→ **REQUEST**: Pick every line from the data that holds the word "BUSES".

---------- MATERIAL

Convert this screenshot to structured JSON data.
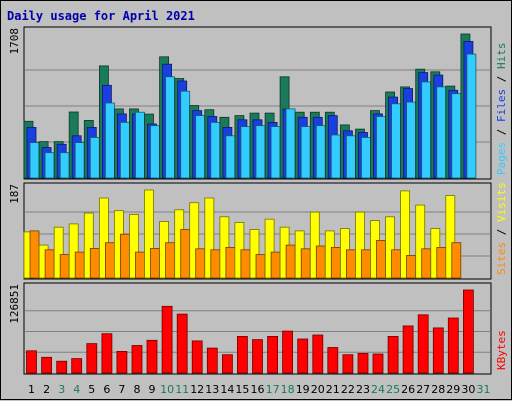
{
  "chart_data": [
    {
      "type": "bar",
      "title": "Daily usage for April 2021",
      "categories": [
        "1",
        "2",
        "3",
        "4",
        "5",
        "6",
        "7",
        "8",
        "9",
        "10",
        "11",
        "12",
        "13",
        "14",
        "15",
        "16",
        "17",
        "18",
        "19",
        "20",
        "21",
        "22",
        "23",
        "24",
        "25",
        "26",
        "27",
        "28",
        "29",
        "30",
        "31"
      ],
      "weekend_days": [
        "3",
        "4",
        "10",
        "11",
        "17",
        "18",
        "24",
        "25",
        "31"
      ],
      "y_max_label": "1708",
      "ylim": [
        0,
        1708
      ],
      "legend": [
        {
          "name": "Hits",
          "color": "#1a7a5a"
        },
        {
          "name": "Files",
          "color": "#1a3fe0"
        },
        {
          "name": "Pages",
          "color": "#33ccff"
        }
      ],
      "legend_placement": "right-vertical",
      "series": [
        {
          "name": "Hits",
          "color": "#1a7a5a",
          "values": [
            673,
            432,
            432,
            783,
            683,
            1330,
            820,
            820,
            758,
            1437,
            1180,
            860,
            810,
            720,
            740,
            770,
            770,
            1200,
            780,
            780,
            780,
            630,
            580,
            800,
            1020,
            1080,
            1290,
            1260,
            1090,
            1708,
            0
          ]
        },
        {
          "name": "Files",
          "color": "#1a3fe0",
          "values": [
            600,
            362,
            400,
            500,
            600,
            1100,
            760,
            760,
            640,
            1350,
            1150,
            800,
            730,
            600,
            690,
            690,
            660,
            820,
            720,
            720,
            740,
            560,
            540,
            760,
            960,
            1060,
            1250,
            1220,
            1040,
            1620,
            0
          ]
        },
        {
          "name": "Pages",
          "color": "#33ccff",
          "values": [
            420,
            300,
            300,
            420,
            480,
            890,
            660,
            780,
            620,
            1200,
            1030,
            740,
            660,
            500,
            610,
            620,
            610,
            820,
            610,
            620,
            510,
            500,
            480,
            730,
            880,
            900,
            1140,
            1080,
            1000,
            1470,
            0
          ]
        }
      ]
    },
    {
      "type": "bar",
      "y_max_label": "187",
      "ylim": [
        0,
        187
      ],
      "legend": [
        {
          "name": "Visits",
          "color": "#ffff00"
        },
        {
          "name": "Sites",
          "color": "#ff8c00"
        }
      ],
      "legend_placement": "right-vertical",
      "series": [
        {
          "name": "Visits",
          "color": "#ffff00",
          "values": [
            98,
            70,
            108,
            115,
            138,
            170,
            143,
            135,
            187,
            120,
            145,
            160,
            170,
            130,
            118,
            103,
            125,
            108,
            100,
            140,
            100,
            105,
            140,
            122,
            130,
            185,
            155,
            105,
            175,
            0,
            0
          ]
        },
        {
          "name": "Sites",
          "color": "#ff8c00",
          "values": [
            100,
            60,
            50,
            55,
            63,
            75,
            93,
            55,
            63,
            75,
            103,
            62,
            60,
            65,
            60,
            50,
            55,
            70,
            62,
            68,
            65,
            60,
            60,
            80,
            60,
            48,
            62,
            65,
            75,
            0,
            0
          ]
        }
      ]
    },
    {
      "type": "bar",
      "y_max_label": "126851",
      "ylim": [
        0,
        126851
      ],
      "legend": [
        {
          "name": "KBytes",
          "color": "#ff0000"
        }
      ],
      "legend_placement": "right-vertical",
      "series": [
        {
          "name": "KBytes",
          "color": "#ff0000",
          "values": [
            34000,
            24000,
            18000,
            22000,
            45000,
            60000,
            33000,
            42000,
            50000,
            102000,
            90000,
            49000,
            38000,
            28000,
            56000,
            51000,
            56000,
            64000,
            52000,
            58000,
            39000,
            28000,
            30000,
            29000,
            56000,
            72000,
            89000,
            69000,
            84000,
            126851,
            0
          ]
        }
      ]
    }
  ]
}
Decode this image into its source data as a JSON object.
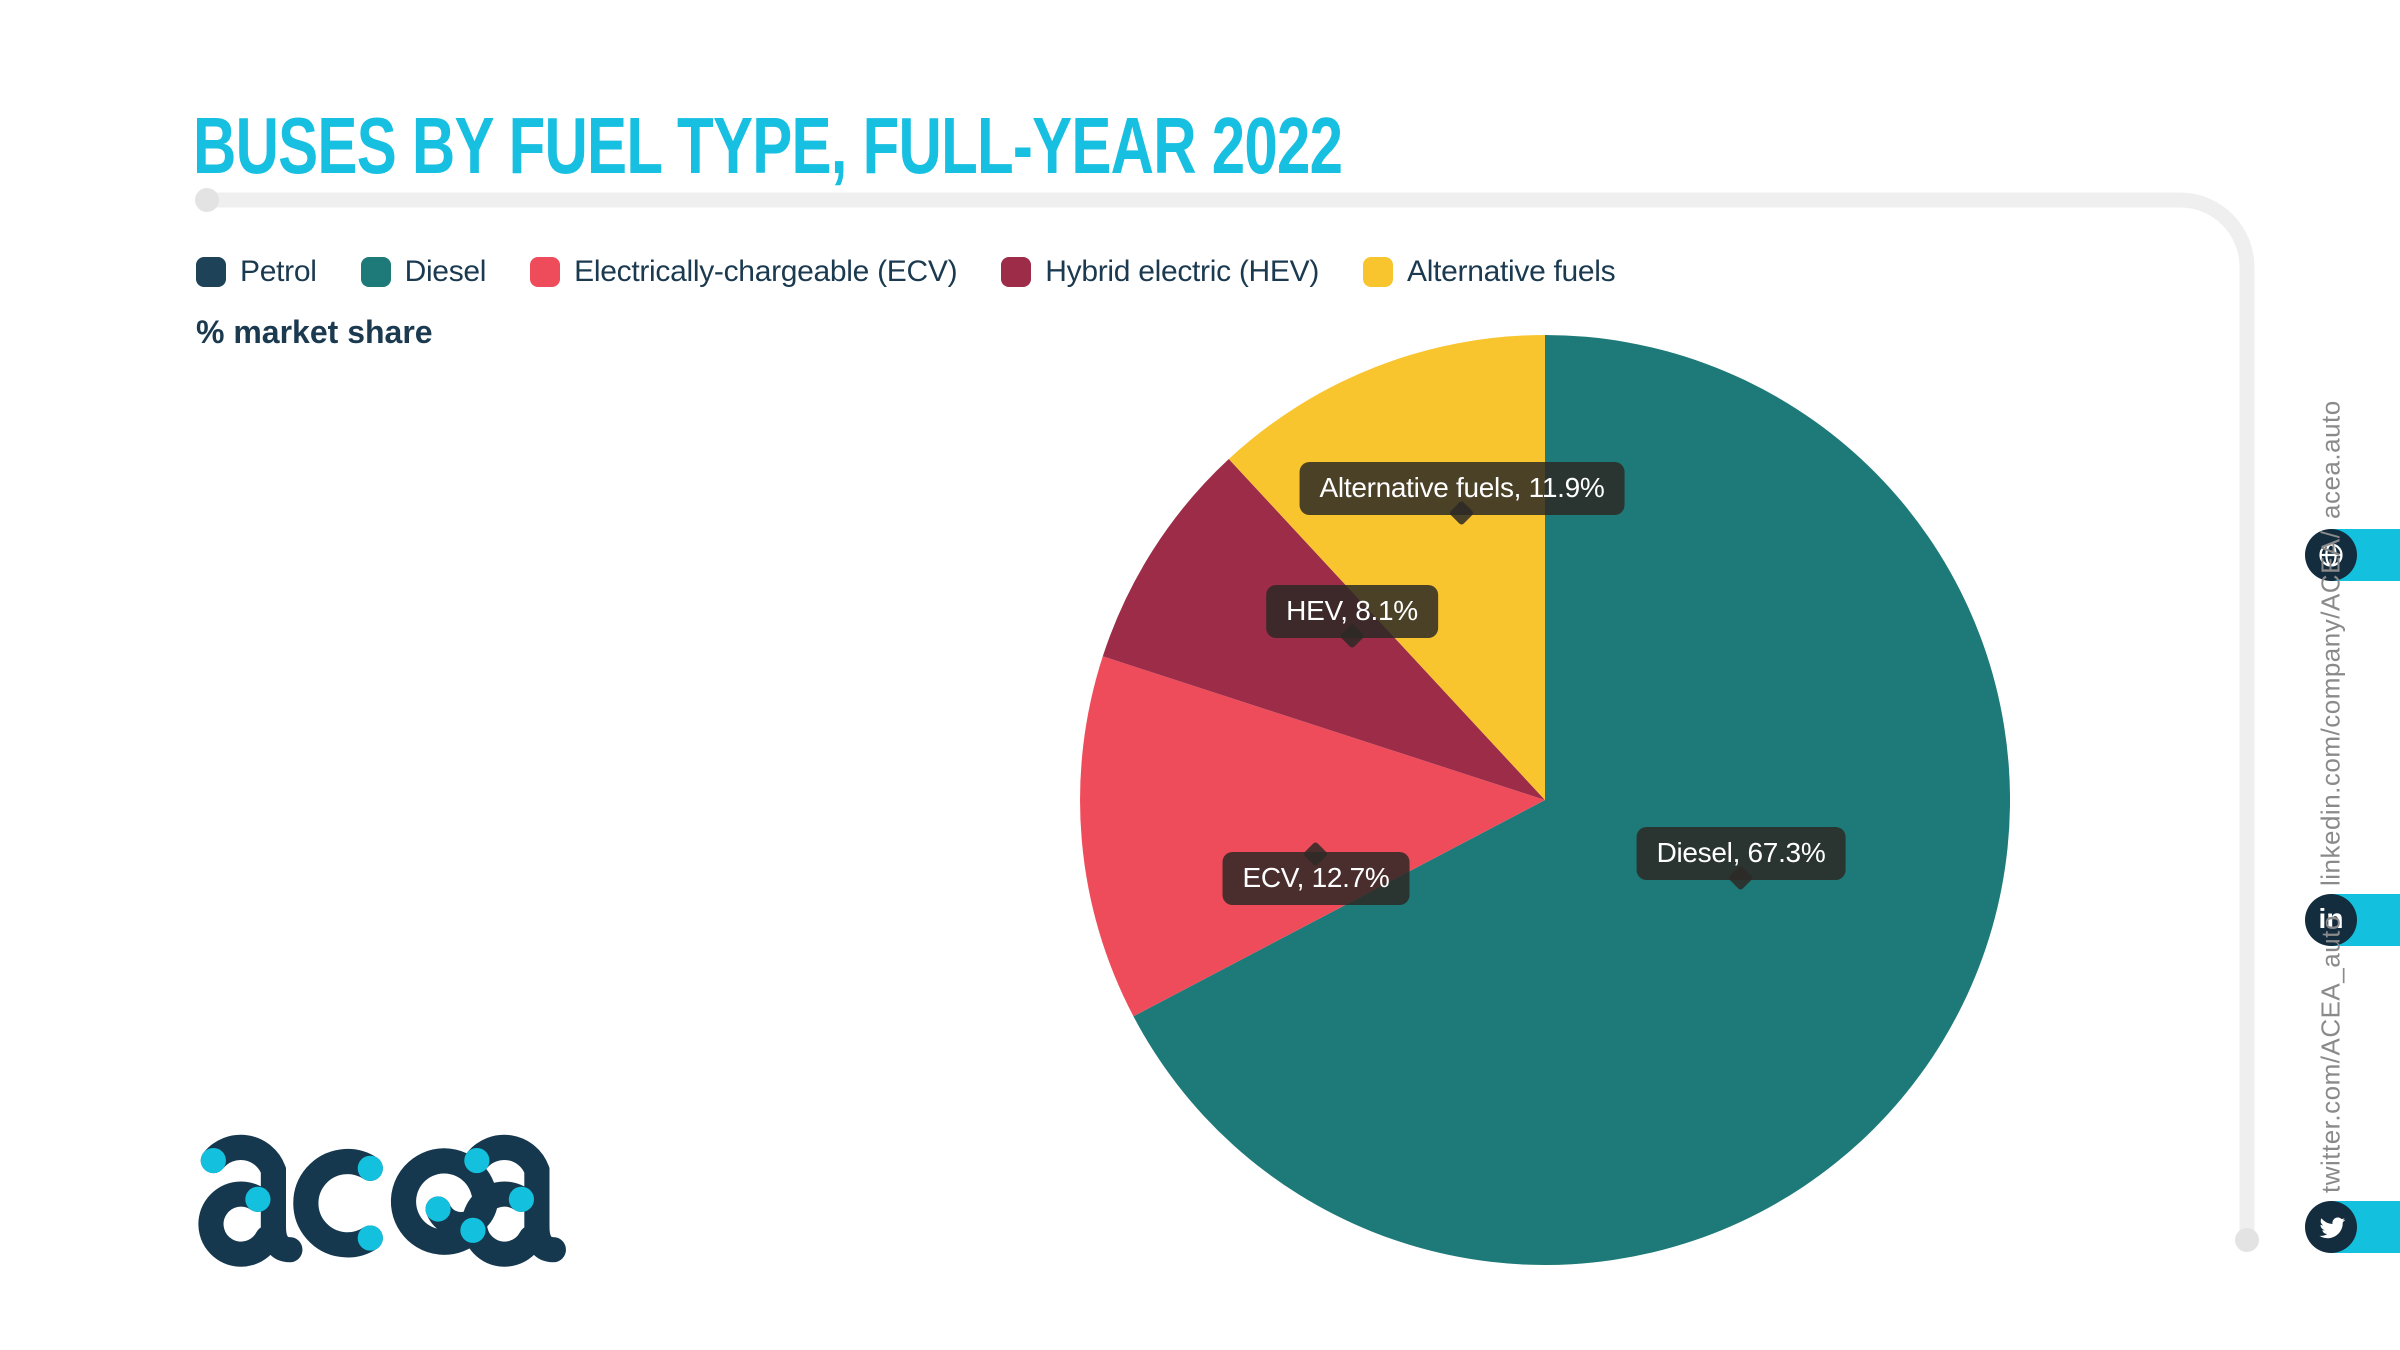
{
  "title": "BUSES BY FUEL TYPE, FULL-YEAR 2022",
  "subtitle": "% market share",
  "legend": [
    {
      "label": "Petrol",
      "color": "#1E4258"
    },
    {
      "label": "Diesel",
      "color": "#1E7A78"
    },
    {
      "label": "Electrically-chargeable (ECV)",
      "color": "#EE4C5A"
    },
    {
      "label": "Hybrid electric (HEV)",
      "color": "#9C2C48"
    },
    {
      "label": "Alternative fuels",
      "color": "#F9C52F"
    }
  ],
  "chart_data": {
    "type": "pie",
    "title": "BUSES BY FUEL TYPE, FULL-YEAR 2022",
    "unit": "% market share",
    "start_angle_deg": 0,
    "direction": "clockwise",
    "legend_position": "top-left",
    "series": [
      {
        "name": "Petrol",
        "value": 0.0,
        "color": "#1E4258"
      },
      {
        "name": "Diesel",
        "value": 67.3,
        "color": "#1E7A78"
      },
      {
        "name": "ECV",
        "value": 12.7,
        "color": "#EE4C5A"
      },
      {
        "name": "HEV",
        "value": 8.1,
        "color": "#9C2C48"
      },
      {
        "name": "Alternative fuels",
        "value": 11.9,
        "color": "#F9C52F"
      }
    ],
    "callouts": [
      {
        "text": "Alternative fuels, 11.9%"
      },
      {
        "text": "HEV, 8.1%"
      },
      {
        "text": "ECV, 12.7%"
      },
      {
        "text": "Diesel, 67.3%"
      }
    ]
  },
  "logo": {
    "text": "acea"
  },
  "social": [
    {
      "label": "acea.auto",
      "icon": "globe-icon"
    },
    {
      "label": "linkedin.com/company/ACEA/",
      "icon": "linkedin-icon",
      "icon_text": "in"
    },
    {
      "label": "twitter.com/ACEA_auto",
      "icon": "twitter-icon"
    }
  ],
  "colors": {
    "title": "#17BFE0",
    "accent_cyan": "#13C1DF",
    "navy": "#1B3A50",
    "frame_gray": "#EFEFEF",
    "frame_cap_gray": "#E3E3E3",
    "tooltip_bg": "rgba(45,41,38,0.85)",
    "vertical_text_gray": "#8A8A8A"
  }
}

--------------------

→ **WORKED ANSWER**:
  "title": "BUSES BY FUEL TYPE, FULL-YEAR 2022",
    "title": "BUSES BY FUEL TYPE, FULL-YEAR 2022",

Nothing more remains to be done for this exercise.